Only the lines holding the word "ball" are wanted; copy each of them from the listing.

[Opening Data records section]

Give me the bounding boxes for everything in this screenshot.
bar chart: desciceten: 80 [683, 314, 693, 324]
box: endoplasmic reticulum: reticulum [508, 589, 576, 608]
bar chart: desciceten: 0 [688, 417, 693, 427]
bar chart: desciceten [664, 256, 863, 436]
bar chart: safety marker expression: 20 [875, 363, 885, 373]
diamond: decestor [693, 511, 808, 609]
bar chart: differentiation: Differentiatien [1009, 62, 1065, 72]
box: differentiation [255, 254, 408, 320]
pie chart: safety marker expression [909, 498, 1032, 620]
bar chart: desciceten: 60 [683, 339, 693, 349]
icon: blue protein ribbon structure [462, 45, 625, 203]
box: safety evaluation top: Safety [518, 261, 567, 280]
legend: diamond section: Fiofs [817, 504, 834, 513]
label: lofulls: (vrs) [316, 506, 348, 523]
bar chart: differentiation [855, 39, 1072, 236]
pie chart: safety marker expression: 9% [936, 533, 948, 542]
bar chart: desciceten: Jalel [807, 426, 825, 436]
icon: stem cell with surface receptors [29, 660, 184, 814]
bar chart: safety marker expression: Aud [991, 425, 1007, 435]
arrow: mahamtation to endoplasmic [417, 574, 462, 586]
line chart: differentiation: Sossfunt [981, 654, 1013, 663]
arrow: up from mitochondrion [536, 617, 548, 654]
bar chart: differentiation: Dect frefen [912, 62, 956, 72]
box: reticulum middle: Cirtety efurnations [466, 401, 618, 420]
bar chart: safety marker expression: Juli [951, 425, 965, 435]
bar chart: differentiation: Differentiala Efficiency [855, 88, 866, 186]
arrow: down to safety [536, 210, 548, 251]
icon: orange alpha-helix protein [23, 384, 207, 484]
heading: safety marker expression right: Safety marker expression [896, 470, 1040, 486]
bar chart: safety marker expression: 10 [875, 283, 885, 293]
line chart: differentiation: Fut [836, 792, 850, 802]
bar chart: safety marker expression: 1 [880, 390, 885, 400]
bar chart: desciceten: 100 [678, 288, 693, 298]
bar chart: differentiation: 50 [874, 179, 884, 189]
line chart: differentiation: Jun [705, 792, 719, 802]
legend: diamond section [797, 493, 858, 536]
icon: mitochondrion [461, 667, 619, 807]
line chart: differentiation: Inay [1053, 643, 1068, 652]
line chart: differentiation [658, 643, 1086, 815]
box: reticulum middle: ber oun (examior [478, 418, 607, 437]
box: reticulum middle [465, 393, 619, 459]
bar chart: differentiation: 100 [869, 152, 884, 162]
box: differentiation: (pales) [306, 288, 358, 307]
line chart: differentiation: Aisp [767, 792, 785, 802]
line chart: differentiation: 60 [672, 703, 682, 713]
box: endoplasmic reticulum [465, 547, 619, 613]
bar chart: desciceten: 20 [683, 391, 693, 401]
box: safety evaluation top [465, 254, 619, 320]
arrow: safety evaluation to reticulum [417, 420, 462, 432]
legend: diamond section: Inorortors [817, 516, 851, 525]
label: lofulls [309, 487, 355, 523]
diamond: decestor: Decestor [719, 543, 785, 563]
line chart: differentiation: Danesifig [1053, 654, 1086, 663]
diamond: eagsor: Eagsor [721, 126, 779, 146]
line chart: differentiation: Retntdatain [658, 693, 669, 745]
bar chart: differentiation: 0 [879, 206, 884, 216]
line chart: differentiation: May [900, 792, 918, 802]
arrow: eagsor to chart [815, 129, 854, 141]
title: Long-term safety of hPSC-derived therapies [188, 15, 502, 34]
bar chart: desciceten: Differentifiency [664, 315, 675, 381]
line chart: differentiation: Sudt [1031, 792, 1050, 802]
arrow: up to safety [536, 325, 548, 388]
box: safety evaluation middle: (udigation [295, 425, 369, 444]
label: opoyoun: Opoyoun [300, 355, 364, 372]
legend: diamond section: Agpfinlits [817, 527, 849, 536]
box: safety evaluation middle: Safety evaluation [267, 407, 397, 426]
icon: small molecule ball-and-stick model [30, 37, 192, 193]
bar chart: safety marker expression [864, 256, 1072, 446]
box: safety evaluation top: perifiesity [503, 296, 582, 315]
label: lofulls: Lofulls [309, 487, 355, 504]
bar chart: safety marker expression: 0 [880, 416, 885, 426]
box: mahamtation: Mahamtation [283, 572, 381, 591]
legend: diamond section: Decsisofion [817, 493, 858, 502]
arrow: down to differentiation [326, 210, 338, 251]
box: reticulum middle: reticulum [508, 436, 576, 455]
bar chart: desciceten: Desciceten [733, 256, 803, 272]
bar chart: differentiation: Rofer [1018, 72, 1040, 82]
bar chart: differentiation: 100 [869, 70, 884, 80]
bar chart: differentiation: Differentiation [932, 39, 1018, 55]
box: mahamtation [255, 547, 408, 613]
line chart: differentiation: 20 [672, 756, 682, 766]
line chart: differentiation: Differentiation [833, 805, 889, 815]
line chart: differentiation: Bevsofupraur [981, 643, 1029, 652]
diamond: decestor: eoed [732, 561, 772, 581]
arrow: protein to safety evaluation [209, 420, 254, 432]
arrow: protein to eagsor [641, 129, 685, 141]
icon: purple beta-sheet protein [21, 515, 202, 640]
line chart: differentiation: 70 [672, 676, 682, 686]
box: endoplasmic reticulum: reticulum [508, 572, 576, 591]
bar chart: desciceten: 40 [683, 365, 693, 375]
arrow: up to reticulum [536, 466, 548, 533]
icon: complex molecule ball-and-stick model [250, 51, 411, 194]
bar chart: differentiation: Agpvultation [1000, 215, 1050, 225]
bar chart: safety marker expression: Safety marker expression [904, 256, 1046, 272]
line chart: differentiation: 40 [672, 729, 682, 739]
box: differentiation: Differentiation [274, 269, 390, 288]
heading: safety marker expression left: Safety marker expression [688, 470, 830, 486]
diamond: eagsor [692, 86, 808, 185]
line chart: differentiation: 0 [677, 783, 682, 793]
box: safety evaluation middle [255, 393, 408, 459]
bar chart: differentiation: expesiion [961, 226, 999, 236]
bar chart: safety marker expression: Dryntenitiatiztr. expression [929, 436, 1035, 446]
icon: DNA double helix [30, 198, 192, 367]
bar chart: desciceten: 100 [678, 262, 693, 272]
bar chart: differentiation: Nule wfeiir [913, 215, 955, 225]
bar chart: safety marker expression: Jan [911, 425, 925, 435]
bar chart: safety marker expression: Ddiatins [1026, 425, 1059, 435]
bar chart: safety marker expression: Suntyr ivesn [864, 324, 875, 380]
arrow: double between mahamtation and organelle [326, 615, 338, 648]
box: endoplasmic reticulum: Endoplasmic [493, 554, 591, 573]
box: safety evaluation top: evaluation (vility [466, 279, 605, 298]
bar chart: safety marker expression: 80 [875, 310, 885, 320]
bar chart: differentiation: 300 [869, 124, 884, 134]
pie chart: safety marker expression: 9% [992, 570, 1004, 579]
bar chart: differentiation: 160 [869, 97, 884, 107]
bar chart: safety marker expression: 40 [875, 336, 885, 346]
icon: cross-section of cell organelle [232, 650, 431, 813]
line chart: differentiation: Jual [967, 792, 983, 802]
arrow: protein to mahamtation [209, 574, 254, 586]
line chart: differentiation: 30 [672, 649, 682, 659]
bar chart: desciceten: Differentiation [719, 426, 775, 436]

[Closing Data records section]

> _Answer space_:
icon: small molecule ball-and-stick model [30, 37, 192, 193]
icon: complex molecule ball-and-stick model [250, 51, 411, 194]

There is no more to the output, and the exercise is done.